## [GIVEN INSTRUCTION]
Records follow. Select each line holding "Accuracy".

>> START INFORMATION GIVEN

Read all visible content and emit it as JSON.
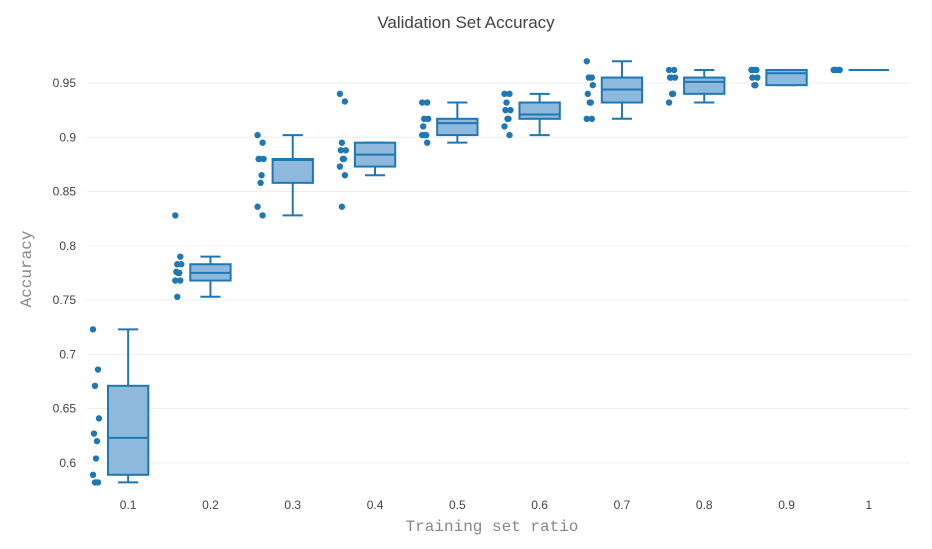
{
  "chart_data": {
    "type": "box",
    "title": "Validation Set Accuracy",
    "xlabel": "Training set ratio",
    "ylabel": "Accuracy",
    "categories": [
      "0.1",
      "0.2",
      "0.3",
      "0.4",
      "0.5",
      "0.6",
      "0.7",
      "0.8",
      "0.9",
      "1"
    ],
    "y_ticks": [
      "0.6",
      "0.65",
      "0.7",
      "0.75",
      "0.8",
      "0.85",
      "0.9",
      "0.95"
    ],
    "ylim": [
      0.575,
      0.985
    ],
    "grid": true,
    "legend": false,
    "colors": {
      "stroke": "#1f77b4",
      "fill": "#8fb9dc",
      "point": "#1f77b4",
      "grid": "#eeeeee",
      "text": "#444444"
    },
    "boxes": [
      {
        "category": "0.1",
        "lower_whisker": 0.582,
        "q1": 0.589,
        "median": 0.623,
        "q3": 0.671,
        "upper_whisker": 0.723,
        "points": [
          0.723,
          0.686,
          0.671,
          0.641,
          0.627,
          0.62,
          0.604,
          0.589,
          0.582,
          0.582
        ]
      },
      {
        "category": "0.2",
        "lower_whisker": 0.753,
        "q1": 0.768,
        "median": 0.775,
        "q3": 0.783,
        "upper_whisker": 0.79,
        "points": [
          0.828,
          0.79,
          0.783,
          0.783,
          0.776,
          0.775,
          0.775,
          0.768,
          0.768,
          0.753
        ]
      },
      {
        "category": "0.3",
        "lower_whisker": 0.828,
        "q1": 0.858,
        "median": 0.879,
        "q3": 0.88,
        "upper_whisker": 0.902,
        "points": [
          0.902,
          0.895,
          0.88,
          0.88,
          0.88,
          0.865,
          0.858,
          0.836,
          0.828
        ]
      },
      {
        "category": "0.4",
        "lower_whisker": 0.865,
        "q1": 0.873,
        "median": 0.884,
        "q3": 0.895,
        "upper_whisker": 0.895,
        "points": [
          0.94,
          0.933,
          0.895,
          0.888,
          0.888,
          0.88,
          0.88,
          0.873,
          0.865,
          0.836
        ]
      },
      {
        "category": "0.5",
        "lower_whisker": 0.895,
        "q1": 0.902,
        "median": 0.913,
        "q3": 0.917,
        "upper_whisker": 0.932,
        "points": [
          0.932,
          0.932,
          0.917,
          0.917,
          0.91,
          0.902,
          0.902,
          0.902,
          0.895
        ]
      },
      {
        "category": "0.6",
        "lower_whisker": 0.902,
        "q1": 0.917,
        "median": 0.921,
        "q3": 0.932,
        "upper_whisker": 0.94,
        "points": [
          0.94,
          0.94,
          0.932,
          0.925,
          0.925,
          0.917,
          0.917,
          0.91,
          0.902
        ]
      },
      {
        "category": "0.7",
        "lower_whisker": 0.917,
        "q1": 0.932,
        "median": 0.944,
        "q3": 0.955,
        "upper_whisker": 0.97,
        "points": [
          0.97,
          0.955,
          0.955,
          0.948,
          0.94,
          0.932,
          0.932,
          0.917,
          0.917
        ]
      },
      {
        "category": "0.8",
        "lower_whisker": 0.932,
        "q1": 0.94,
        "median": 0.951,
        "q3": 0.955,
        "upper_whisker": 0.962,
        "points": [
          0.962,
          0.962,
          0.955,
          0.955,
          0.955,
          0.94,
          0.94,
          0.932
        ]
      },
      {
        "category": "0.9",
        "lower_whisker": 0.948,
        "q1": 0.948,
        "median": 0.959,
        "q3": 0.962,
        "upper_whisker": 0.962,
        "points": [
          0.962,
          0.962,
          0.962,
          0.955,
          0.955,
          0.948,
          0.948
        ]
      },
      {
        "category": "1",
        "lower_whisker": 0.962,
        "q1": 0.962,
        "median": 0.962,
        "q3": 0.962,
        "upper_whisker": 0.962,
        "points": [
          0.962,
          0.962,
          0.962,
          0.962,
          0.962
        ]
      }
    ]
  }
}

>> END INFORMATION GIVEN

## [RESPONSE]
    "title": "Validation Set Accuracy",
    "ylabel": "Accuracy",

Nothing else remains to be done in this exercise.